▸ RECORDS TO PROCESS

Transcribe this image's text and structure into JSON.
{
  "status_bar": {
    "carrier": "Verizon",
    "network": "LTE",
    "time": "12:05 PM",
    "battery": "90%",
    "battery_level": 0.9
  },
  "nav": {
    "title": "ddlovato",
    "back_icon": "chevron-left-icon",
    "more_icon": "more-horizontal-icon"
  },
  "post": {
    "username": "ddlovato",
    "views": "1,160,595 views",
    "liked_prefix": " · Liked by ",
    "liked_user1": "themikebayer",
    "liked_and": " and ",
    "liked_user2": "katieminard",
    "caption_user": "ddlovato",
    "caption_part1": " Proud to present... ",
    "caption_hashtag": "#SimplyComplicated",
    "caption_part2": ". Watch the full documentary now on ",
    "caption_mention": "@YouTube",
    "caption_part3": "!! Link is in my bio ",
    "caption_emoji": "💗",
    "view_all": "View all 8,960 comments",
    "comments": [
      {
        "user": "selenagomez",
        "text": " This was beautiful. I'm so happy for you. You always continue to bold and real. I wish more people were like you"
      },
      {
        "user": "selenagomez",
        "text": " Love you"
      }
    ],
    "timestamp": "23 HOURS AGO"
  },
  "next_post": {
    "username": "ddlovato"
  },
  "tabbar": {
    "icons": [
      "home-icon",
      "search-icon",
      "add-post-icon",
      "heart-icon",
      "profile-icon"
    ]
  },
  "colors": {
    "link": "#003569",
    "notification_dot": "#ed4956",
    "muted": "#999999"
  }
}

▸ EXERCISE OBJECTIVE
Repeat every entry exactly as written above.

▸ WRITTEN RESPONSE
Transcribe this image's text and structure into JSON.
{
  "status_bar": {
    "carrier": "Verizon",
    "network": "LTE",
    "time": "12:05 PM",
    "battery": "90%",
    "battery_level": 0.9
  },
  "nav": {
    "title": "ddlovato",
    "back_icon": "chevron-left-icon",
    "more_icon": "more-horizontal-icon"
  },
  "post": {
    "username": "ddlovato",
    "views": "1,160,595 views",
    "liked_prefix": " · Liked by ",
    "liked_user1": "themikebayer",
    "liked_and": " and ",
    "liked_user2": "katieminard",
    "caption_user": "ddlovato",
    "caption_part1": " Proud to present... ",
    "caption_hashtag": "#SimplyComplicated",
    "caption_part2": ". Watch the full documentary now on ",
    "caption_mention": "@YouTube",
    "caption_part3": "!! Link is in my bio ",
    "caption_emoji": "💗",
    "view_all": "View all 8,960 comments",
    "comments": [
      {
        "user": "selenagomez",
        "text": " This was beautiful. I'm so happy for you. You always continue to bold and real. I wish more people were like you"
      },
      {
        "user": "selenagomez",
        "text": " Love you"
      }
    ],
    "timestamp": "23 HOURS AGO"
  },
  "next_post": {
    "username": "ddlovato"
  },
  "tabbar": {
    "icons": [
      "home-icon",
      "search-icon",
      "add-post-icon",
      "heart-icon",
      "profile-icon"
    ]
  },
  "colors": {
    "link": "#003569",
    "notification_dot": "#ed4956",
    "muted": "#999999"
  }
}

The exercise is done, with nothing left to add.